Exercise directions.
Looking at the data below, count the lines that contain the string "Імперіум". Write only the total.

Excerpted records.
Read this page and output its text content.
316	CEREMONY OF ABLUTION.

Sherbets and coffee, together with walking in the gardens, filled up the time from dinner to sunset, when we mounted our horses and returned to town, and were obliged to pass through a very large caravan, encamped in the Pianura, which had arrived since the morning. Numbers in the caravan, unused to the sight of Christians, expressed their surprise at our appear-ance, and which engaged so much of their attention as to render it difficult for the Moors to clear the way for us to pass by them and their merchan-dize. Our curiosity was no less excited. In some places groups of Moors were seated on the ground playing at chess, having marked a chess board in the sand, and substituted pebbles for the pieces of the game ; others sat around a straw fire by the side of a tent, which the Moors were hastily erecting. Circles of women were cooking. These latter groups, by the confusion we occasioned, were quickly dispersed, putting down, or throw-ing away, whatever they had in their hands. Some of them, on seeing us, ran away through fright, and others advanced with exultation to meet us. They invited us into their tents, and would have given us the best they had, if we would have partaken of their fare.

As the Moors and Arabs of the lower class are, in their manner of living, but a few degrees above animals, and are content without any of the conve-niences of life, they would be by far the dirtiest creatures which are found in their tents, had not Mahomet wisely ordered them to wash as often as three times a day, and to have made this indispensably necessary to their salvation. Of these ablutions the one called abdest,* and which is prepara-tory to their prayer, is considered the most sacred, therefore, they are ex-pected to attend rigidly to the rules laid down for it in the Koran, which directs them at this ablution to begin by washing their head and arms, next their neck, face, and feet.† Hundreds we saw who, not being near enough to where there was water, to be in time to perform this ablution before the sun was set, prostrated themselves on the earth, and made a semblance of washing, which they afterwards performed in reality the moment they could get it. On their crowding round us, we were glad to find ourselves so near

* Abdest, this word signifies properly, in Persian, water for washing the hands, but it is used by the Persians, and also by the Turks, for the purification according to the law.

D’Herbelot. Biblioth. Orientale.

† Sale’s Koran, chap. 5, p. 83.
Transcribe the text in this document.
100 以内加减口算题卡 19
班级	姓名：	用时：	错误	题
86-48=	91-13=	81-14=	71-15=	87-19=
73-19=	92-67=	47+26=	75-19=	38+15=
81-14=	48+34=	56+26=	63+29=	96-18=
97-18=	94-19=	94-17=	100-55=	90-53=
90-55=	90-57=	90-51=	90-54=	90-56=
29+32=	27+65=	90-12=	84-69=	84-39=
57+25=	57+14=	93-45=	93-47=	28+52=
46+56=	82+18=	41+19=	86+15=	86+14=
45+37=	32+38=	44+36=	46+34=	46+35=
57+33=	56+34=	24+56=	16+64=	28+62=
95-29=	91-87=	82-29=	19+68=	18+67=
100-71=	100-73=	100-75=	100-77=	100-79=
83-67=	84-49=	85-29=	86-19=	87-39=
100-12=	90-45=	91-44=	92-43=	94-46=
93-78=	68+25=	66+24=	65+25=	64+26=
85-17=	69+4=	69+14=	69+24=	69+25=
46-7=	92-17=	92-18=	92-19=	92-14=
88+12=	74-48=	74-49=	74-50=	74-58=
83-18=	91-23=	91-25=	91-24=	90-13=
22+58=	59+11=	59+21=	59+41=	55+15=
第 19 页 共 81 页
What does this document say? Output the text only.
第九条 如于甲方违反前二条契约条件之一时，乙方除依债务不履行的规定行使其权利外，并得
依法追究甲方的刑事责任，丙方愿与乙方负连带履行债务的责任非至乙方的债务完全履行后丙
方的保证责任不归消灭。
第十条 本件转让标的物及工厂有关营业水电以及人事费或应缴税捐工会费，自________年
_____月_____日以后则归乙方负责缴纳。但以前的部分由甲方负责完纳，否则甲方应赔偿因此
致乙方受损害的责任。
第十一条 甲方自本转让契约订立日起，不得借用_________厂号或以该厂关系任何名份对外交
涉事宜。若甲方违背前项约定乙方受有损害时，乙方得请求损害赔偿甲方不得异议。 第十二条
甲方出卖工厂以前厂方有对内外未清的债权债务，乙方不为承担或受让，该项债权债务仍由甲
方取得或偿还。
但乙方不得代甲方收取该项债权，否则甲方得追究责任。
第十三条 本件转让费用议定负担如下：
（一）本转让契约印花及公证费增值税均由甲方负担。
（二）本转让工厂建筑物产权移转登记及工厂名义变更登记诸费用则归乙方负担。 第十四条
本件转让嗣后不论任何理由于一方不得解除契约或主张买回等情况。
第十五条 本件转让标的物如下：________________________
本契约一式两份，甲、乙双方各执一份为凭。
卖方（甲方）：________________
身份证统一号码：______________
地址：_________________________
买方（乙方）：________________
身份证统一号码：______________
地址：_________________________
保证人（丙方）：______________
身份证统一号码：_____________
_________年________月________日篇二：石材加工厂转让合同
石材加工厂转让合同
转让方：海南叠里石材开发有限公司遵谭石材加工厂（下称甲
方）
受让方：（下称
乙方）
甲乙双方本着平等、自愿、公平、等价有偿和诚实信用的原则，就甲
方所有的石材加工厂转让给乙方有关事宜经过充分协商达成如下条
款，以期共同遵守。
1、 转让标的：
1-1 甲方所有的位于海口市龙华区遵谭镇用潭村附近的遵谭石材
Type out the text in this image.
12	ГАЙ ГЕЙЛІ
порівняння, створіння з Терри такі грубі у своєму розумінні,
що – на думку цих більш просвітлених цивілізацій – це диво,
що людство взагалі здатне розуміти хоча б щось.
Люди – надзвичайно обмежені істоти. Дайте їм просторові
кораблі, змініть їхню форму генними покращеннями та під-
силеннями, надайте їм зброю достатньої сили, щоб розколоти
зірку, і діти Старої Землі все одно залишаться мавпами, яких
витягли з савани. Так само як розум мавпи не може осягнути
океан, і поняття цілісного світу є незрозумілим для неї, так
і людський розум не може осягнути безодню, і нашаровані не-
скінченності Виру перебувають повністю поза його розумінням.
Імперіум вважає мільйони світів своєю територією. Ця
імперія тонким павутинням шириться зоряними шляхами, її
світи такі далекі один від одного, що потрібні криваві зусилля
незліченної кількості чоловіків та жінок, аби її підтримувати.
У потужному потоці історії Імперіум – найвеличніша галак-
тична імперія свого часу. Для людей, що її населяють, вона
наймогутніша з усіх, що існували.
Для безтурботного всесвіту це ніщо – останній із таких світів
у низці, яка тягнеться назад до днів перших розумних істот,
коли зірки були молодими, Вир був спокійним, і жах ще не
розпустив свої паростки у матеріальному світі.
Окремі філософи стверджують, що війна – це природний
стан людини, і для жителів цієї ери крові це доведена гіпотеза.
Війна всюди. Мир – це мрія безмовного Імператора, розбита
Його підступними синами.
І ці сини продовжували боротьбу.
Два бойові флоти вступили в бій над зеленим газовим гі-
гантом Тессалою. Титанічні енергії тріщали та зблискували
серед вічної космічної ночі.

Exercise answer.
2